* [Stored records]

===

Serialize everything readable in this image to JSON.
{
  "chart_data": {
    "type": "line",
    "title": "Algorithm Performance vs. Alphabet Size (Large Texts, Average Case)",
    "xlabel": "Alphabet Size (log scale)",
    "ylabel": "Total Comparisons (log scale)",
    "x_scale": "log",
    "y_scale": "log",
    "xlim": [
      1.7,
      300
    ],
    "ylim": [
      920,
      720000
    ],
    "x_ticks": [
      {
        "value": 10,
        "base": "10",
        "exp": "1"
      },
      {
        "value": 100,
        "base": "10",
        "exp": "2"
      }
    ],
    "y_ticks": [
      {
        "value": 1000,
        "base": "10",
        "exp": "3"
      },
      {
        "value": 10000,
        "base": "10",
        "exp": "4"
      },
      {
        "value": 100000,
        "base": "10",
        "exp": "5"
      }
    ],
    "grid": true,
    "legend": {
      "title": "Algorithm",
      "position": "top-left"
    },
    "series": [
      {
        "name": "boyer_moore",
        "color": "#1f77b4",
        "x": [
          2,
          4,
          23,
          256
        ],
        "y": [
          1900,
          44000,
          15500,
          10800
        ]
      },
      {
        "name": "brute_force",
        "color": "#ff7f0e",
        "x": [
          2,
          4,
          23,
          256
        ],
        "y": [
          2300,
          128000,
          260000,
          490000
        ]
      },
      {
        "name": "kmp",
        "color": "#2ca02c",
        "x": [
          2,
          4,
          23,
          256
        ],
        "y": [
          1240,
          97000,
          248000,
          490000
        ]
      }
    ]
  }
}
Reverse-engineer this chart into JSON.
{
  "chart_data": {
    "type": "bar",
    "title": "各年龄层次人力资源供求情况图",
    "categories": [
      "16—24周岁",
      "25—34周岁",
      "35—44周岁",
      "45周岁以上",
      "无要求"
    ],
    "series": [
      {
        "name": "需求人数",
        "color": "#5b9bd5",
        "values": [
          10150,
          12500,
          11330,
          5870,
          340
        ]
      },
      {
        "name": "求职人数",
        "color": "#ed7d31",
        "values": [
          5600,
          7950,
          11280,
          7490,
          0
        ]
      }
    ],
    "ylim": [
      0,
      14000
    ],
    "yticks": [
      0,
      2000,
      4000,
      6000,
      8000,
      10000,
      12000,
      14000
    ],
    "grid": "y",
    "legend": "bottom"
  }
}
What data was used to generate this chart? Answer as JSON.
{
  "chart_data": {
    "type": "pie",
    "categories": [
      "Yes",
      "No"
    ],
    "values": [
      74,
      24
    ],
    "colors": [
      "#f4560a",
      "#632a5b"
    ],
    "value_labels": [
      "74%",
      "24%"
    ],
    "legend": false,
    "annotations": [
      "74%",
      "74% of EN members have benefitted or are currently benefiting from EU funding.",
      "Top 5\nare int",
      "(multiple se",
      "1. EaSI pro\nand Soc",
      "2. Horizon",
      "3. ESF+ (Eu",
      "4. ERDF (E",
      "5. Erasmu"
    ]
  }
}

===

Exactly reproduce all of the entries.

* [Task output]
Serialize everything readable in this image to JSON.
{
  "chart_data": {
    "type": "line",
    "title": "Algorithm Performance vs. Alphabet Size (Large Texts, Average Case)",
    "xlabel": "Alphabet Size (log scale)",
    "ylabel": "Total Comparisons (log scale)",
    "x_scale": "log",
    "y_scale": "log",
    "xlim": [
      1.7,
      300
    ],
    "ylim": [
      920,
      720000
    ],
    "x_ticks": [
      {
        "value": 10,
        "base": "10",
        "exp": "1"
      },
      {
        "value": 100,
        "base": "10",
        "exp": "2"
      }
    ],
    "y_ticks": [
      {
        "value": 1000,
        "base": "10",
        "exp": "3"
      },
      {
        "value": 10000,
        "base": "10",
        "exp": "4"
      },
      {
        "value": 100000,
        "base": "10",
        "exp": "5"
      }
    ],
    "grid": true,
    "legend": {
      "title": "Algorithm",
      "position": "top-left"
    },
    "series": [
      {
        "name": "boyer_moore",
        "color": "#1f77b4",
        "x": [
          2,
          4,
          23,
          256
        ],
        "y": [
          1900,
          44000,
          15500,
          10800
        ]
      },
      {
        "name": "brute_force",
        "color": "#ff7f0e",
        "x": [
          2,
          4,
          23,
          256
        ],
        "y": [
          2300,
          128000,
          260000,
          490000
        ]
      },
      {
        "name": "kmp",
        "color": "#2ca02c",
        "x": [
          2,
          4,
          23,
          256
        ],
        "y": [
          1240,
          97000,
          248000,
          490000
        ]
      }
    ]
  }
}
Reverse-engineer this chart into JSON.
{
  "chart_data": {
    "type": "bar",
    "title": "各年龄层次人力资源供求情况图",
    "categories": [
      "16—24周岁",
      "25—34周岁",
      "35—44周岁",
      "45周岁以上",
      "无要求"
    ],
    "series": [
      {
        "name": "需求人数",
        "color": "#5b9bd5",
        "values": [
          10150,
          12500,
          11330,
          5870,
          340
        ]
      },
      {
        "name": "求职人数",
        "color": "#ed7d31",
        "values": [
          5600,
          7950,
          11280,
          7490,
          0
        ]
      }
    ],
    "ylim": [
      0,
      14000
    ],
    "yticks": [
      0,
      2000,
      4000,
      6000,
      8000,
      10000,
      12000,
      14000
    ],
    "grid": "y",
    "legend": "bottom"
  }
}
What data was used to generate this chart? Answer as JSON.
{
  "chart_data": {
    "type": "pie",
    "categories": [
      "Yes",
      "No"
    ],
    "values": [
      74,
      24
    ],
    "colors": [
      "#f4560a",
      "#632a5b"
    ],
    "value_labels": [
      "74%",
      "24%"
    ],
    "legend": false,
    "annotations": [
      "74%",
      "74% of EN members have benefitted or are currently benefiting from EU funding.",
      "Top 5\nare int",
      "(multiple se",
      "1. EaSI pro\nand Soc",
      "2. Horizon",
      "3. ESF+ (Eu",
      "4. ERDF (E",
      "5. Erasmu"
    ]
  }
}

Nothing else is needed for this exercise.